◆ **Work order**: Each line in the records that mentions the word "wird" needs to be listed.

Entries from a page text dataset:
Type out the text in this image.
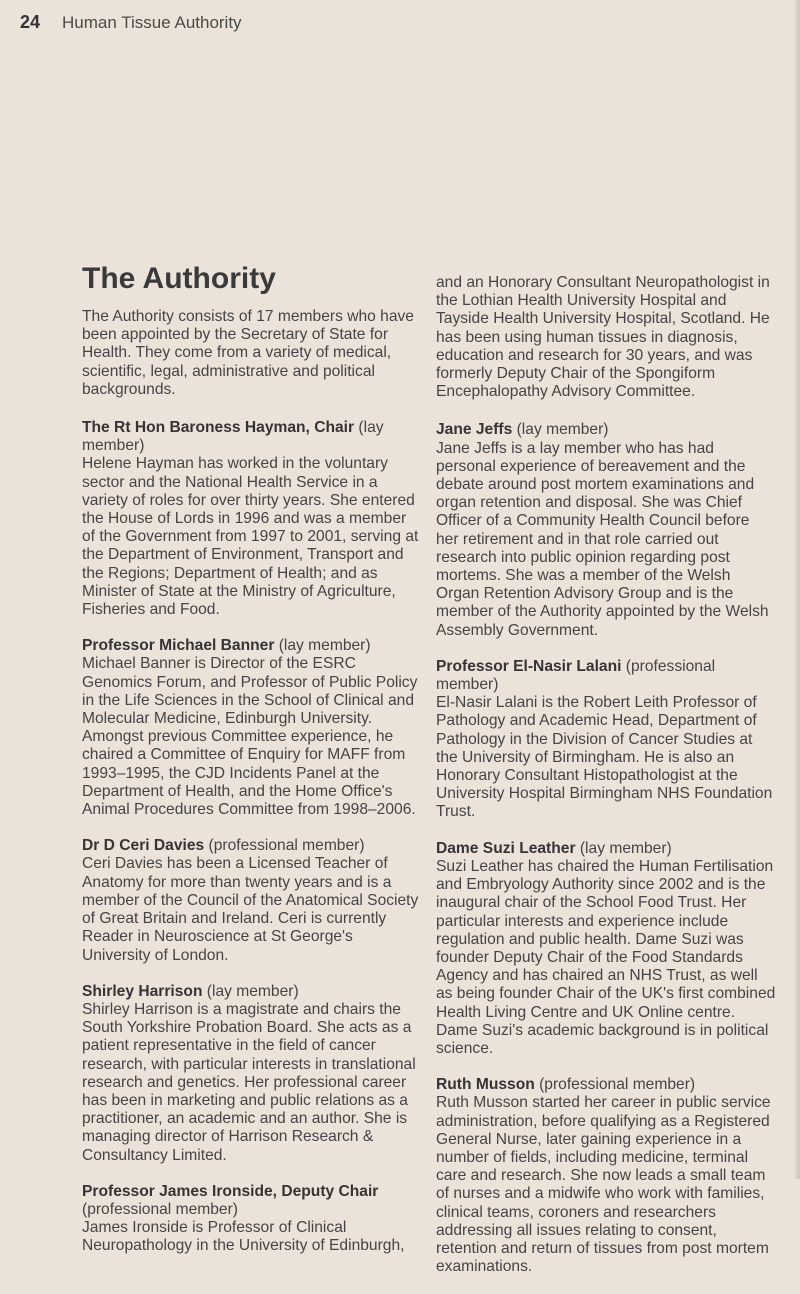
24 Human Tissue Authority
The Authority

The Authority consists of 17 members who have been appointed by the Secretary of State for Health. They come from a variety of medical, scientific, legal, administrative and political backgrounds.

The Rt Hon Baroness Hayman, Chair (lay member)

Helene Hayman has worked in the voluntary sector and the National Health Service in a variety of roles for over thirty years. She entered the House of Lords in 1996 and was a member of the Government from 1997 to 2001, serving at the Department of Environment, Transport and the Regions; Department of Health; and as Minister of State at the Ministry of Agriculture, Fisheries and Food.

Professor Michael Banner (lay member)

Michael Banner is Director of the ESRC Genomics Forum, and Professor of Public Policy in the Life Sciences in the School of Clinical and Molecular Medicine, Edinburgh University. Amongst previous Committee experience, he chaired a Committee of Enquiry for MAFF from 1993–1995, the CJD Incidents Panel at the Department of Health, and the Home Office's Animal Procedures Committee from 1998–2006.

Dr D Ceri Davies (professional member)

Ceri Davies has been a Licensed Teacher of Anatomy for more than twenty years and is a member of the Council of the Anatomical Society of Great Britain and Ireland. Ceri is currently Reader in Neuroscience at St George's University of London.

Shirley Harrison (lay member)

Shirley Harrison is a magistrate and chairs the South Yorkshire Probation Board. She acts as a patient representative in the field of cancer research, with particular interests in translational research and genetics. Her professional career has been in marketing and public relations as a practitioner, an academic and an author. She is managing director of Harrison Research & Consultancy Limited.

Professor James Ironside, Deputy Chair (professional member)

James Ironside is Professor of Clinical Neuropathology in the University of Edinburgh,

and an Honorary Consultant Neuropathologist in the Lothian Health University Hospital and Tayside Health University Hospital, Scotland. He has been using human tissues in diagnosis, education and research for 30 years, and was formerly Deputy Chair of the Spongiform Encephalopathy Advisory Committee.

Jane Jeffs (lay member)

Jane Jeffs is a lay member who has had personal experience of bereavement and the debate around post mortem examinations and organ retention and disposal. She was Chief Officer of a Community Health Council before her retirement and in that role carried out research into public opinion regarding post mortems. She was a member of the Welsh Organ Retention Advisory Group and is the member of the Authority appointed by the Welsh Assembly Government.

Professor El-Nasir Lalani (professional member)

El-Nasir Lalani is the Robert Leith Professor of Pathology and Academic Head, Department of Pathology in the Division of Cancer Studies at the University of Birmingham. He is also an Honorary Consultant Histopathologist at the University Hospital Birmingham NHS Foundation Trust.

Dame Suzi Leather (lay member)

Suzi Leather has chaired the Human Fertilisation and Embryology Authority since 2002 and is the inaugural chair of the School Food Trust. Her particular interests and experience include regulation and public health. Dame Suzi was founder Deputy Chair of the Food Standards Agency and has chaired an NHS Trust, as well as being founder Chair of the UK's first combined Health Living Centre and UK Online centre. Dame Suzi's academic background is in political science.

Ruth Musson (professional member)

Ruth Musson started her career in public service administration, before qualifying as a Registered General Nurse, later gaining experience in a number of fields, including medicine, terminal care and research. She now leads a small team of nurses and a midwife who work with families, clinical teams, coroners and researchers addressing all issues relating to consent, retention and return of tissues from post mortem examinations.
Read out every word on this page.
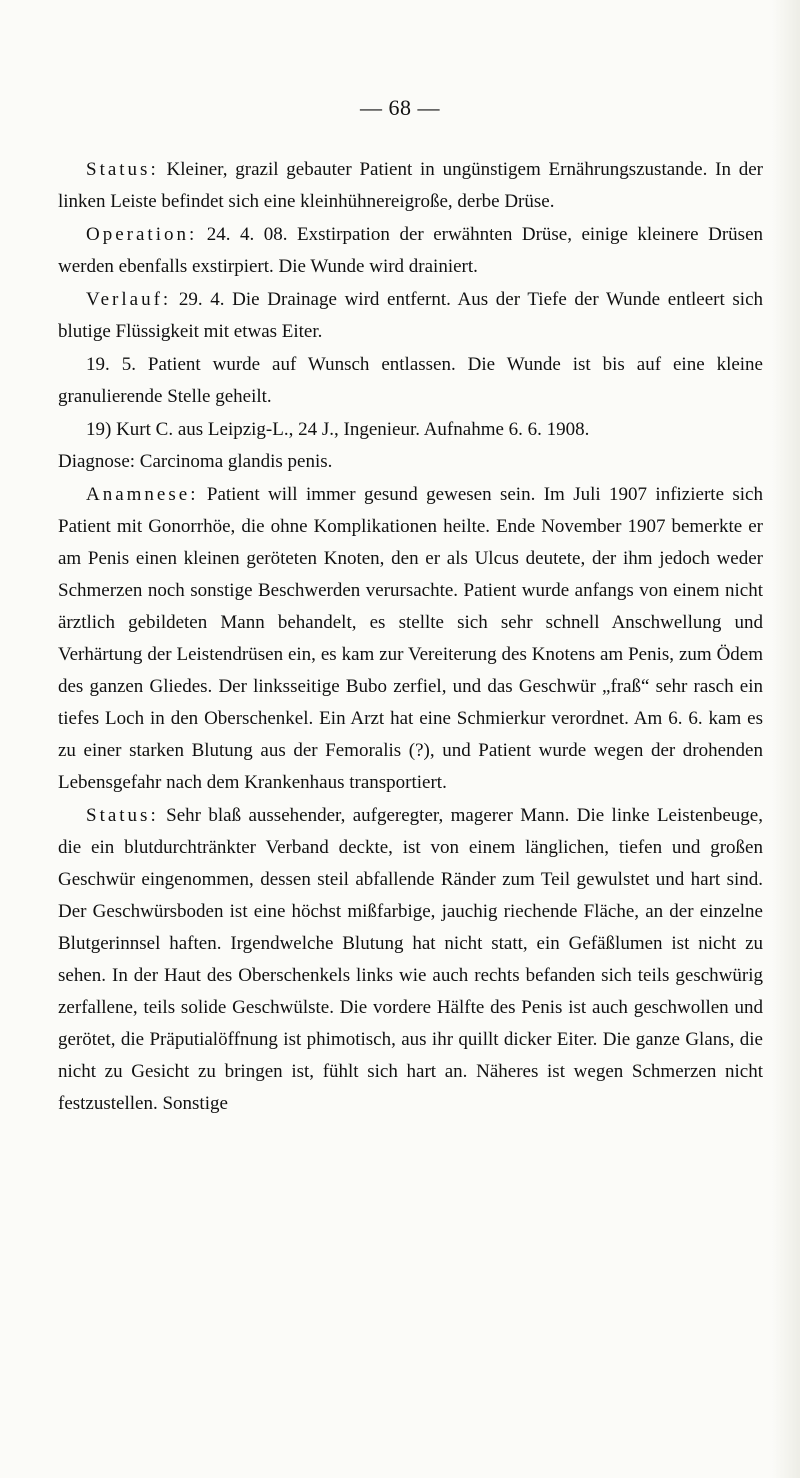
— 68 —

Status: Kleiner, grazil gebauter Patient in ungünstigem Ernährungszustande. In der linken Leiste befindet sich eine kleinhühnereigroße, derbe Drüse.

Operation: 24. 4. 08. Exstirpation der erwähnten Drüse, einige kleinere Drüsen werden ebenfalls exstirpiert. Die Wunde wird drainiert.

Verlauf: 29. 4. Die Drainage wird entfernt. Aus der Tiefe der Wunde entleert sich blutige Flüssigkeit mit etwas Eiter.

19. 5. Patient wurde auf Wunsch entlassen. Die Wunde ist bis auf eine kleine granulierende Stelle geheilt.

19) Kurt C. aus Leipzig-L., 24 J., Ingenieur. Aufnahme 6. 6. 1908.

Diagnose: Carcinoma glandis penis.

Anamnese: Patient will immer gesund gewesen sein. Im Juli 1907 infizierte sich Patient mit Gonorrhöe, die ohne Komplikationen heilte. Ende November 1907 bemerkte er am Penis einen kleinen geröteten Knoten, den er als Ulcus deutete, der ihm jedoch weder Schmerzen noch sonstige Beschwerden verursachte. Patient wurde anfangs von einem nicht ärztlich gebildeten Mann behandelt, es stellte sich sehr schnell Anschwellung und Verhärtung der Leistendrüsen ein, es kam zur Vereiterung des Knotens am Penis, zum Ödem des ganzen Gliedes. Der linksseitige Bubo zerfiel, und das Geschwür „fraß“ sehr rasch ein tiefes Loch in den Oberschenkel. Ein Arzt hat eine Schmierkur verordnet. Am 6. 6. kam es zu einer starken Blutung aus der Femoralis (?), und Patient wurde wegen der drohenden Lebensgefahr nach dem Krankenhaus transportiert.

Status: Sehr blaß aussehender, aufgeregter, magerer Mann. Die linke Leistenbeuge, die ein blutdurchtränkter Verband deckte, ist von einem länglichen, tiefen und großen Geschwür eingenommen, dessen steil abfallende Ränder zum Teil gewulstet und hart sind. Der Geschwürsboden ist eine höchst mißfarbige, jauchig riechende Fläche, an der einzelne Blutgerinnsel haften. Irgendwelche Blutung hat nicht statt, ein Gefäßlumen ist nicht zu sehen. In der Haut des Oberschenkels links wie auch rechts befanden sich teils geschwürig zerfallene, teils solide Geschwülste. Die vordere Hälfte des Penis ist auch geschwollen und gerötet, die Präputialöffnung ist phimotisch, aus ihr quillt dicker Eiter. Die ganze Glans, die nicht zu Gesicht zu bringen ist, fühlt sich hart an. Näheres ist wegen Schmerzen nicht festzustellen. Sonstige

◆ **Task answer**:
Operation: 24. 4. 08. Exstirpation der erwähnten Drüse, einige kleinere Drüsen werden ebenfalls exstirpiert. Die Wunde wird drainiert.
Verlauf: 29. 4. Die Drainage wird entfernt. Aus der Tiefe der Wunde entleert sich blutige Flüssigkeit mit etwas Eiter.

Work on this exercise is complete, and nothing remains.